What you will do: Transcribe the full listing exactly, and drop every picture.

— START OF Data shown —

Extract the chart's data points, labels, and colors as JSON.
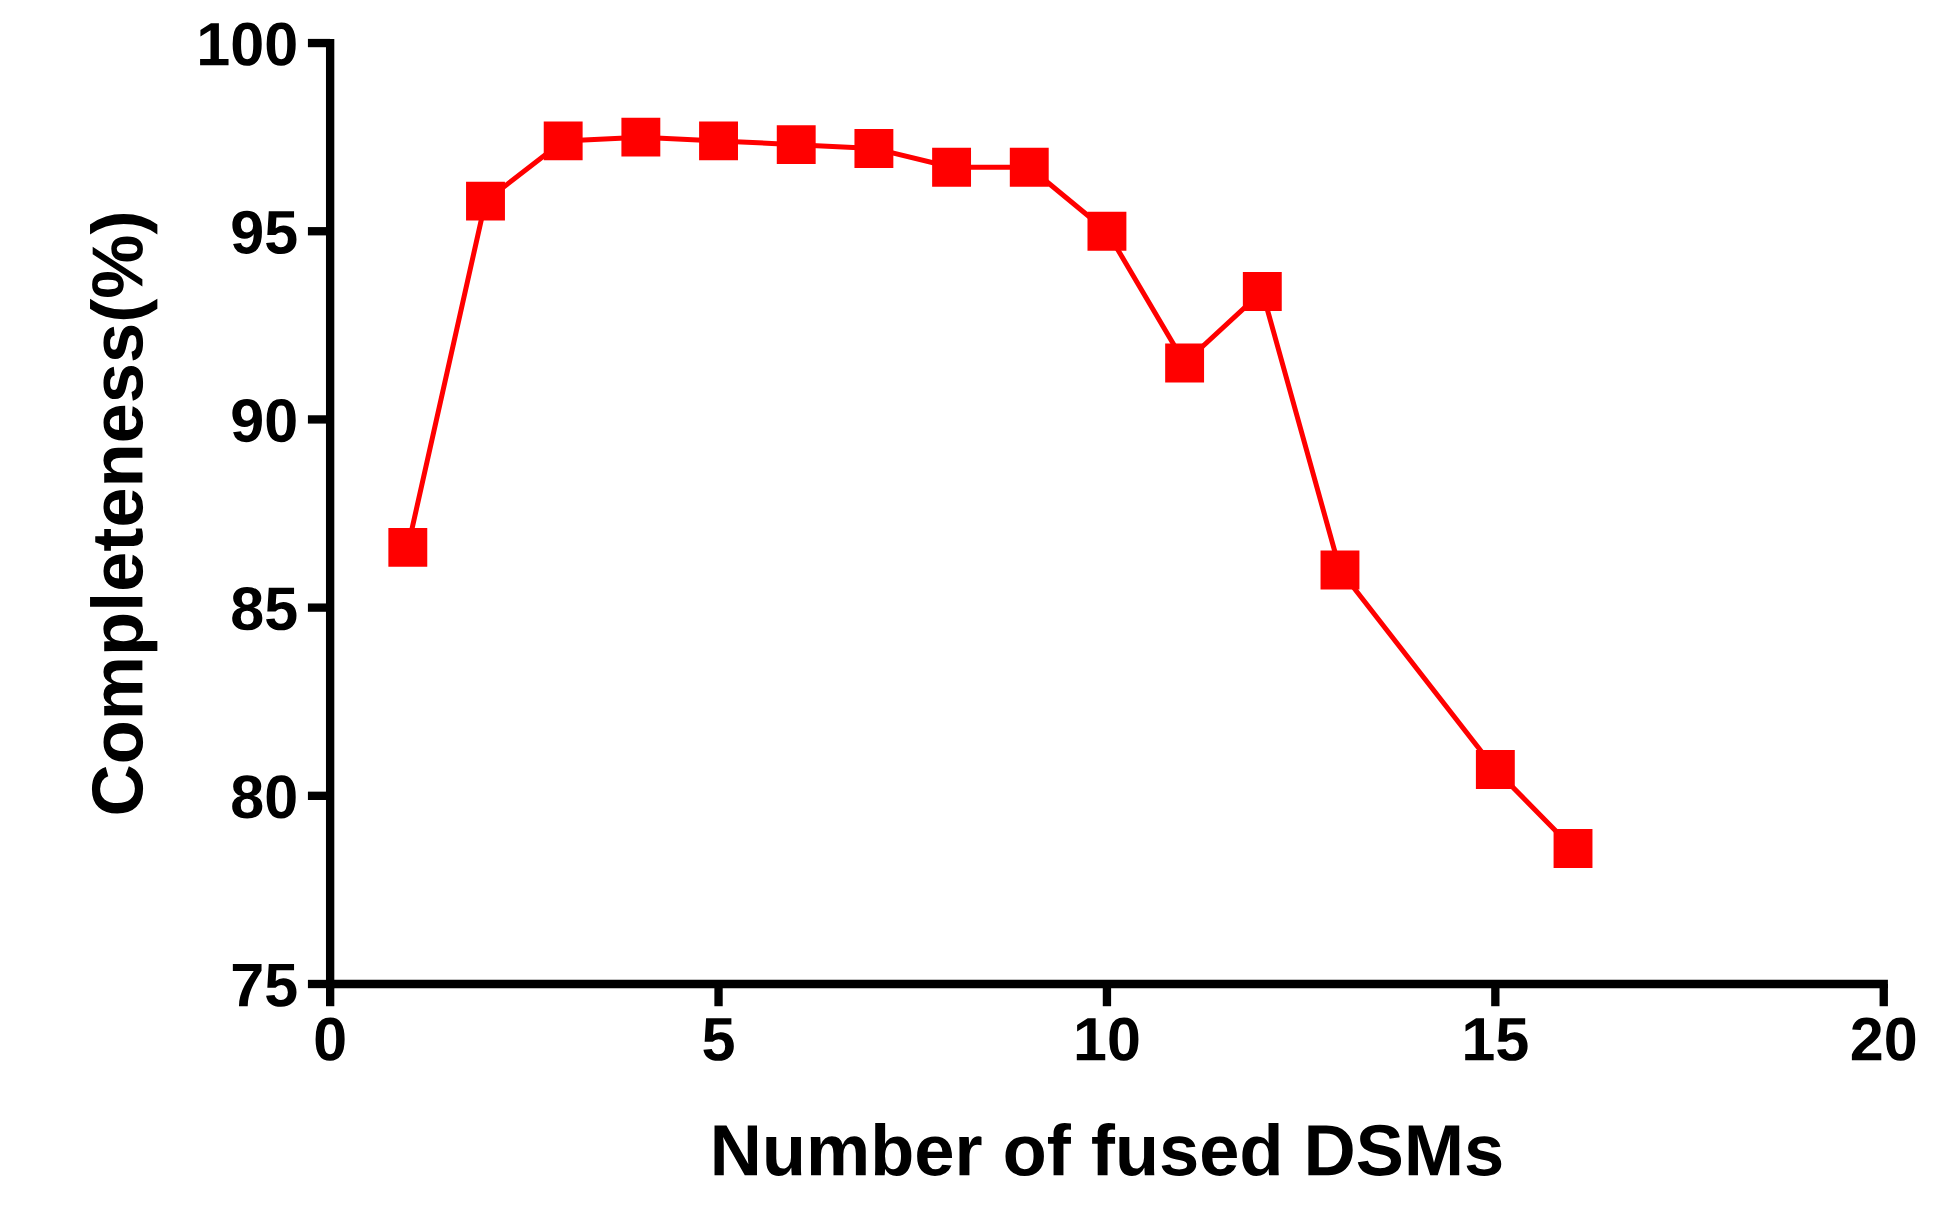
{
  "chart_data": {
    "type": "line",
    "xlabel": "Number of fused DSMs",
    "ylabel": "Completeness(%)",
    "x": [
      1,
      2,
      3,
      4,
      5,
      6,
      7,
      8,
      9,
      10,
      11,
      12,
      13,
      15,
      16
    ],
    "series": [
      {
        "color": "#ff0000",
        "values": [
          86.6,
          95.8,
          97.4,
          97.5,
          97.4,
          97.3,
          97.2,
          96.7,
          96.7,
          95.0,
          91.5,
          93.4,
          86.0,
          80.7,
          78.6
        ]
      }
    ],
    "xlim": [
      0,
      20
    ],
    "xticks": [
      0,
      5,
      10,
      15,
      20
    ],
    "ylim": [
      75,
      100
    ],
    "yticks": [
      75,
      80,
      85,
      90,
      95,
      100
    ],
    "marker": "square",
    "line_style": "solid",
    "grid": false,
    "legend": false
  }
}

— END OF Data shown —

Written answer:
Extract the chart's data points, labels, and colors as JSON.
{
  "chart_data": {
    "type": "line",
    "xlabel": "Number of fused DSMs",
    "ylabel": "Completeness(%)",
    "x": [
      1,
      2,
      3,
      4,
      5,
      6,
      7,
      8,
      9,
      10,
      11,
      12,
      13,
      15,
      16
    ],
    "series": [
      {
        "color": "#ff0000",
        "values": [
          86.6,
          95.8,
          97.4,
          97.5,
          97.4,
          97.3,
          97.2,
          96.7,
          96.7,
          95.0,
          91.5,
          93.4,
          86.0,
          80.7,
          78.6
        ]
      }
    ],
    "xlim": [
      0,
      20
    ],
    "xticks": [
      0,
      5,
      10,
      15,
      20
    ],
    "ylim": [
      75,
      100
    ],
    "yticks": [
      75,
      80,
      85,
      90,
      95,
      100
    ],
    "marker": "square",
    "line_style": "solid",
    "grid": false,
    "legend": false
  }
}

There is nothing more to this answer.